*What you should do*. Copy out the listing that follows, exactly, without its pictures.
* BEGIN *
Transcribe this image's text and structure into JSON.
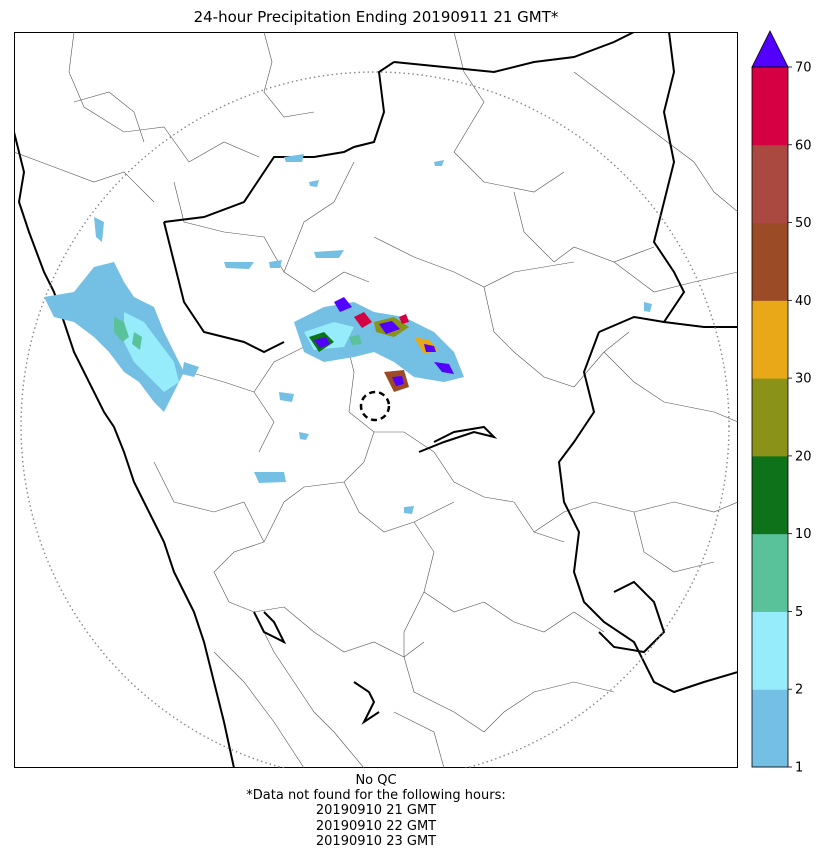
{
  "title": "24-hour Precipitation Ending 20190911 21 GMT*",
  "notes": {
    "qc": "No QC",
    "missing_header": "*Data not found for the following hours:",
    "missing_hours": [
      "20190910 21 GMT",
      "20190910 22 GMT",
      "20190910 23 GMT"
    ]
  },
  "colorbar": {
    "levels": [
      "1",
      "2",
      "5",
      "10",
      "20",
      "30",
      "40",
      "50",
      "60",
      "70"
    ],
    "colors": [
      "#74bfe4",
      "#96ecfb",
      "#5ac29b",
      "#0e721a",
      "#8a9318",
      "#e8a818",
      "#9c4b27",
      "#a9493f",
      "#d50044"
    ],
    "extend_color": "#5200ff"
  },
  "legend_palette": {
    "light_blue": "#74bfe4",
    "cyan": "#96ecfb",
    "green_light": "#5ac29b",
    "green_dark": "#0e721a",
    "olive": "#8a9318",
    "orange": "#e8a818",
    "brown": "#9c4b27",
    "red": "#d50044",
    "purple": "#5200ff"
  },
  "map": {
    "range_ring": "dotted-gray",
    "radar_site_marker": "dashed-circle"
  }
}
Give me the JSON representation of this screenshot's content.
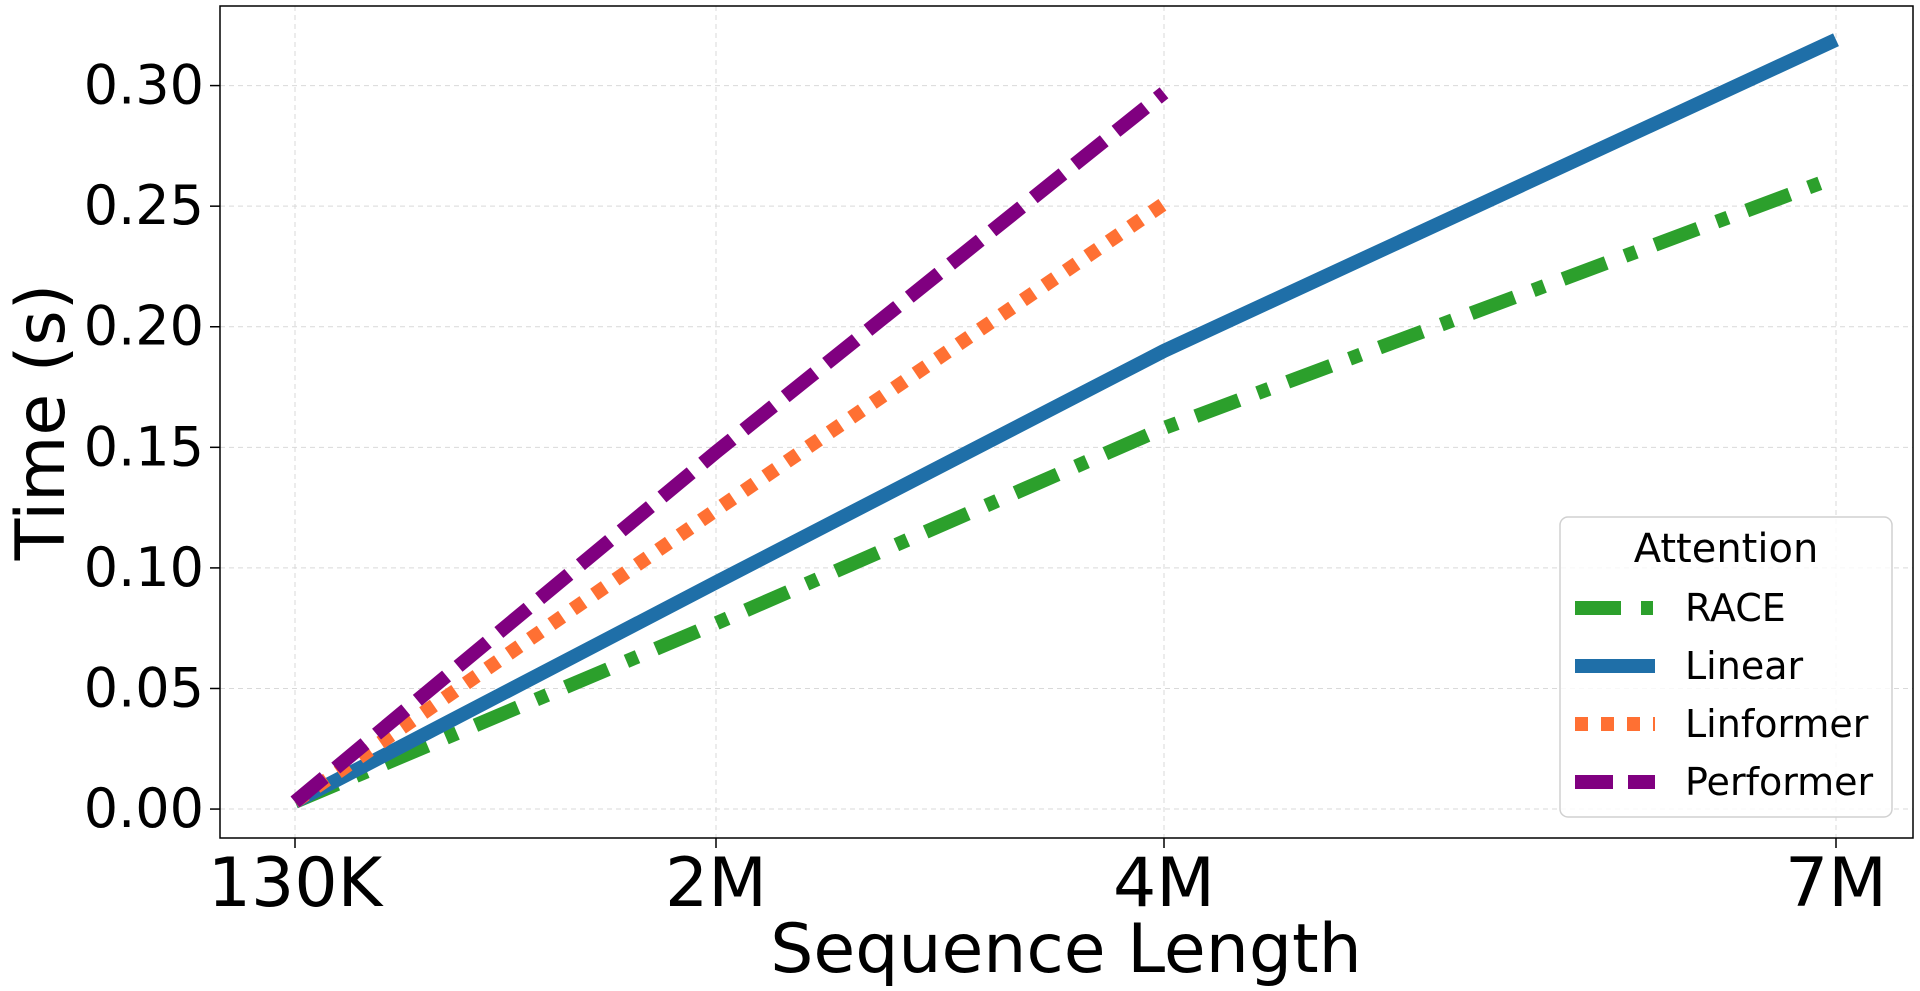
{
  "chart_data": {
    "type": "line",
    "title": "",
    "xlabel": "Sequence Length",
    "ylabel": "Time (s)",
    "x": [
      "130K",
      "2M",
      "4M",
      "7M"
    ],
    "x_values": [
      130000,
      2000000,
      4000000,
      7000000
    ],
    "ylim": [
      -0.012,
      0.333
    ],
    "yticks": [
      "0.00",
      "0.05",
      "0.10",
      "0.15",
      "0.20",
      "0.25",
      "0.30"
    ],
    "ytick_values": [
      0,
      0.05,
      0.1,
      0.15,
      0.2,
      0.25,
      0.3
    ],
    "grid": true,
    "legend": {
      "title": "Attention",
      "placement": "bottom-right"
    },
    "series": [
      {
        "name": "RACE",
        "color": "#2ca02c",
        "style": "dashdot",
        "values": [
          0.003,
          0.077,
          0.158,
          0.262
        ]
      },
      {
        "name": "Linear",
        "color": "#1f6fa8",
        "style": "solid",
        "values": [
          0.003,
          0.094,
          0.19,
          0.319
        ]
      },
      {
        "name": "Linformer",
        "color": "#ff7033",
        "style": "dotted",
        "values": [
          0.003,
          0.124,
          0.251,
          null
        ]
      },
      {
        "name": "Performer",
        "color": "#800080",
        "style": "dashed",
        "values": [
          0.003,
          0.148,
          0.297,
          null
        ]
      }
    ]
  }
}
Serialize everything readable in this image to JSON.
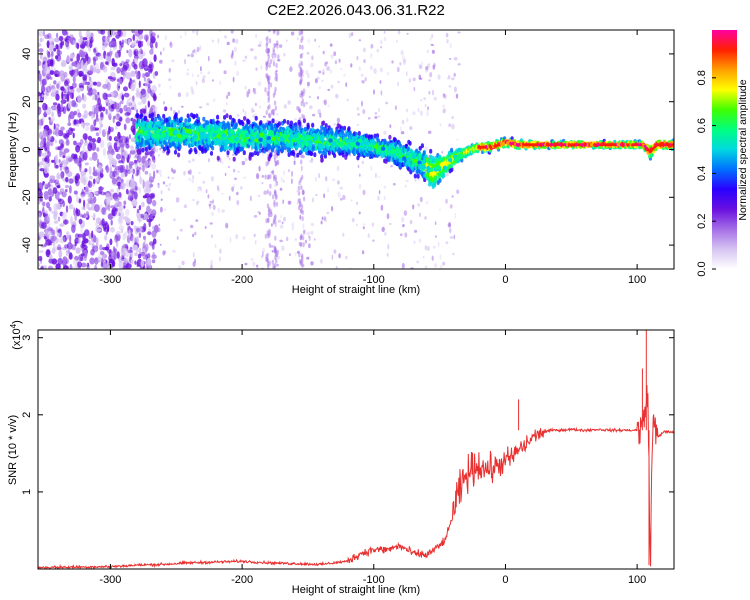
{
  "title": "C2E2.2026.043.06.31.R22",
  "chart_data": [
    {
      "type": "heatmap",
      "xlabel": "Height of straight line (km)",
      "ylabel": "Frequency (Hz)",
      "xlim": [
        -355,
        128
      ],
      "ylim": [
        -50,
        50
      ],
      "x_ticks": [
        -300,
        -200,
        -100,
        0,
        100
      ],
      "y_ticks": [
        -40,
        -20,
        0,
        20,
        40
      ],
      "x_tick_labels": [
        "-300",
        "-200",
        "-100",
        "0",
        "100"
      ],
      "y_tick_labels": [
        "-40",
        "-20",
        "0",
        "20",
        "40"
      ],
      "colorbar": {
        "label": "Normalized spectral amplitude",
        "range": [
          0,
          1
        ],
        "ticks": [
          0.0,
          0.2,
          0.4,
          0.6,
          0.8
        ],
        "tick_labels": [
          "0.0",
          "0.2",
          "0.4",
          "0.6",
          "0.8"
        ],
        "colormap": [
          "#ffffff",
          "#d6c4f2",
          "#a46ee6",
          "#6a10e0",
          "#2a00ff",
          "#0070ff",
          "#00d8e0",
          "#00ff80",
          "#40ff00",
          "#ffff00",
          "#ffa000",
          "#ff2000",
          "#ff00a0"
        ]
      },
      "ridge": {
        "x": [
          -275,
          -250,
          -220,
          -200,
          -170,
          -150,
          -120,
          -100,
          -90,
          -80,
          -70,
          -60,
          -55,
          -50,
          -40,
          -30,
          -20,
          -10,
          -5,
          0,
          10,
          30,
          60,
          90,
          105,
          110,
          115,
          128
        ],
        "frequency": [
          7,
          7,
          6,
          5,
          5,
          4,
          3,
          1,
          0,
          -2,
          -4,
          -7,
          -10,
          -8,
          -4,
          -1,
          1,
          1,
          2,
          3,
          2,
          2,
          2,
          2,
          2,
          -1,
          2,
          2
        ],
        "spread": [
          8,
          8,
          8,
          8,
          7,
          7,
          6,
          5,
          5,
          6,
          7,
          8,
          8,
          6,
          4,
          2,
          2,
          2,
          2,
          2,
          2,
          1.5,
          1.5,
          1.5,
          1.5,
          3,
          2,
          2
        ]
      }
    },
    {
      "type": "line",
      "xlabel": "Height of straight line (km)",
      "ylabel": "SNR (10 * v/v)",
      "y_multiplier": "(x10",
      "y_multiplier_exponent": "4",
      "xlim": [
        -355,
        128
      ],
      "ylim": [
        0,
        3.1
      ],
      "x_ticks": [
        -300,
        -200,
        -100,
        0,
        100
      ],
      "y_ticks": [
        1,
        2,
        3
      ],
      "x_tick_labels": [
        "-300",
        "-200",
        "-100",
        "0",
        "100"
      ],
      "y_tick_labels": [
        "1",
        "2",
        "3"
      ],
      "color": "#e83030",
      "series": [
        {
          "name": "SNR",
          "x": [
            -355,
            -300,
            -280,
            -260,
            -240,
            -220,
            -200,
            -180,
            -160,
            -140,
            -120,
            -110,
            -100,
            -90,
            -80,
            -70,
            -60,
            -50,
            -45,
            -40,
            -35,
            -30,
            -25,
            -20,
            -15,
            -10,
            -5,
            0,
            5,
            10,
            15,
            20,
            25,
            30,
            35,
            40,
            50,
            60,
            70,
            80,
            90,
            100,
            104,
            106,
            108,
            110,
            112,
            115,
            120,
            128
          ],
          "y": [
            0.02,
            0.03,
            0.05,
            0.06,
            0.08,
            0.09,
            0.1,
            0.08,
            0.07,
            0.06,
            0.1,
            0.2,
            0.25,
            0.25,
            0.3,
            0.2,
            0.18,
            0.3,
            0.4,
            0.7,
            1.0,
            1.2,
            1.3,
            1.35,
            1.3,
            1.3,
            1.35,
            1.4,
            1.45,
            1.55,
            1.6,
            1.7,
            1.75,
            1.78,
            1.8,
            1.8,
            1.81,
            1.8,
            1.81,
            1.8,
            1.8,
            1.8,
            1.85,
            2.0,
            2.4,
            0.1,
            2.0,
            1.7,
            1.78,
            1.77
          ]
        }
      ]
    }
  ]
}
* END *
*Response to the task*.
Transcribe this image's text and structure into JSON.
{
  "title": "24-hour Precipitation Ending 20190911 21 GMT*",
  "notes": {
    "qc": "No QC",
    "missing_header": "*Data not found for the following hours:",
    "missing_hours": [
      "20190910 21 GMT",
      "20190910 22 GMT",
      "20190910 23 GMT"
    ]
  },
  "colorbar": {
    "levels": [
      "1",
      "2",
      "5",
      "10",
      "20",
      "30",
      "40",
      "50",
      "60",
      "70"
    ],
    "colors": [
      "#74bfe4",
      "#96ecfb",
      "#5ac29b",
      "#0e721a",
      "#8a9318",
      "#e8a818",
      "#9c4b27",
      "#a9493f",
      "#d50044"
    ],
    "extend_color": "#5200ff"
  },
  "legend_palette": {
    "light_blue": "#74bfe4",
    "cyan": "#96ecfb",
    "green_light": "#5ac29b",
    "green_dark": "#0e721a",
    "olive": "#8a9318",
    "orange": "#e8a818",
    "brown": "#9c4b27",
    "red": "#d50044",
    "purple": "#5200ff"
  },
  "map": {
    "range_ring": "dotted-gray",
    "radar_site_marker": "dashed-circle"
  }
}
Give me the JSON representation of this screenshot's content.
{
  "chart_data": {
    "type": "line",
    "title": "",
    "xlabel": "Sequence Length",
    "ylabel": "Time (s)",
    "x": [
      "130K",
      "2M",
      "4M",
      "7M"
    ],
    "x_values": [
      130000,
      2000000,
      4000000,
      7000000
    ],
    "ylim": [
      -0.012,
      0.333
    ],
    "yticks": [
      "0.00",
      "0.05",
      "0.10",
      "0.15",
      "0.20",
      "0.25",
      "0.30"
    ],
    "ytick_values": [
      0,
      0.05,
      0.1,
      0.15,
      0.2,
      0.25,
      0.3
    ],
    "grid": true,
    "legend": {
      "title": "Attention",
      "placement": "bottom-right"
    },
    "series": [
      {
        "name": "RACE",
        "color": "#2ca02c",
        "style": "dashdot",
        "values": [
          0.003,
          0.077,
          0.158,
          0.262
        ]
      },
      {
        "name": "Linear",
        "color": "#1f6fa8",
        "style": "solid",
        "values": [
          0.003,
          0.094,
          0.19,
          0.319
        ]
      },
      {
        "name": "Linformer",
        "color": "#ff7033",
        "style": "dotted",
        "values": [
          0.003,
          0.124,
          0.251,
          null
        ]
      },
      {
        "name": "Performer",
        "color": "#800080",
        "style": "dashed",
        "values": [
          0.003,
          0.148,
          0.297,
          null
        ]
      }
    ]
  }
}
Serialize everything readable in this image to JSON.
{
  "title": "C2E2.2026.043.06.31.R22",
  "chart_data": [
    {
      "type": "heatmap",
      "xlabel": "Height of straight line (km)",
      "ylabel": "Frequency (Hz)",
      "xlim": [
        -355,
        128
      ],
      "ylim": [
        -50,
        50
      ],
      "x_ticks": [
        -300,
        -200,
        -100,
        0,
        100
      ],
      "y_ticks": [
        -40,
        -20,
        0,
        20,
        40
      ],
      "x_tick_labels": [
        "-300",
        "-200",
        "-100",
        "0",
        "100"
      ],
      "y_tick_labels": [
        "-40",
        "-20",
        "0",
        "20",
        "40"
      ],
      "colorbar": {
        "label": "Normalized spectral amplitude",
        "range": [
          0,
          1
        ],
        "ticks": [
          0.0,
          0.2,
          0.4,
          0.6,
          0.8
        ],
        "tick_labels": [
          "0.0",
          "0.2",
          "0.4",
          "0.6",
          "0.8"
        ],
        "colormap": [
          "#ffffff",
          "#d6c4f2",
          "#a46ee6",
          "#6a10e0",
          "#2a00ff",
          "#0070ff",
          "#00d8e0",
          "#00ff80",
          "#40ff00",
          "#ffff00",
          "#ffa000",
          "#ff2000",
          "#ff00a0"
        ]
      },
      "ridge": {
        "x": [
          -275,
          -250,
          -220,
          -200,
          -170,
          -150,
          -120,
          -100,
          -90,
          -80,
          -70,
          -60,
          -55,
          -50,
          -40,
          -30,
          -20,
          -10,
          -5,
          0,
          10,
          30,
          60,
          90,
          105,
          110,
          115,
          128
        ],
        "frequency": [
          7,
          7,
          6,
          5,
          5,
          4,
          3,
          1,
          0,
          -2,
          -4,
          -7,
          -10,
          -8,
          -4,
          -1,
          1,
          1,
          2,
          3,
          2,
          2,
          2,
          2,
          2,
          -1,
          2,
          2
        ],
        "spread": [
          8,
          8,
          8,
          8,
          7,
          7,
          6,
          5,
          5,
          6,
          7,
          8,
          8,
          6,
          4,
          2,
          2,
          2,
          2,
          2,
          2,
          1.5,
          1.5,
          1.5,
          1.5,
          3,
          2,
          2
        ]
      }
    },
    {
      "type": "line",
      "xlabel": "Height of straight line (km)",
      "ylabel": "SNR (10 * v/v)",
      "y_multiplier": "(x10",
      "y_multiplier_exponent": "4",
      "xlim": [
        -355,
        128
      ],
      "ylim": [
        0,
        3.1
      ],
      "x_ticks": [
        -300,
        -200,
        -100,
        0,
        100
      ],
      "y_ticks": [
        1,
        2,
        3
      ],
      "x_tick_labels": [
        "-300",
        "-200",
        "-100",
        "0",
        "100"
      ],
      "y_tick_labels": [
        "1",
        "2",
        "3"
      ],
      "color": "#e83030",
      "series": [
        {
          "name": "SNR",
          "x": [
            -355,
            -300,
            -280,
            -260,
            -240,
            -220,
            -200,
            -180,
            -160,
            -140,
            -120,
            -110,
            -100,
            -90,
            -80,
            -70,
            -60,
            -50,
            -45,
            -40,
            -35,
            -30,
            -25,
            -20,
            -15,
            -10,
            -5,
            0,
            5,
            10,
            15,
            20,
            25,
            30,
            35,
            40,
            50,
            60,
            70,
            80,
            90,
            100,
            104,
            106,
            108,
            110,
            112,
            115,
            120,
            128
          ],
          "y": [
            0.02,
            0.03,
            0.05,
            0.06,
            0.08,
            0.09,
            0.1,
            0.08,
            0.07,
            0.06,
            0.1,
            0.2,
            0.25,
            0.25,
            0.3,
            0.2,
            0.18,
            0.3,
            0.4,
            0.7,
            1.0,
            1.2,
            1.3,
            1.35,
            1.3,
            1.3,
            1.35,
            1.4,
            1.45,
            1.55,
            1.6,
            1.7,
            1.75,
            1.78,
            1.8,
            1.8,
            1.81,
            1.8,
            1.81,
            1.8,
            1.8,
            1.8,
            1.85,
            2.0,
            2.4,
            0.1,
            2.0,
            1.7,
            1.78,
            1.77
          ]
        }
      ]
    }
  ]
}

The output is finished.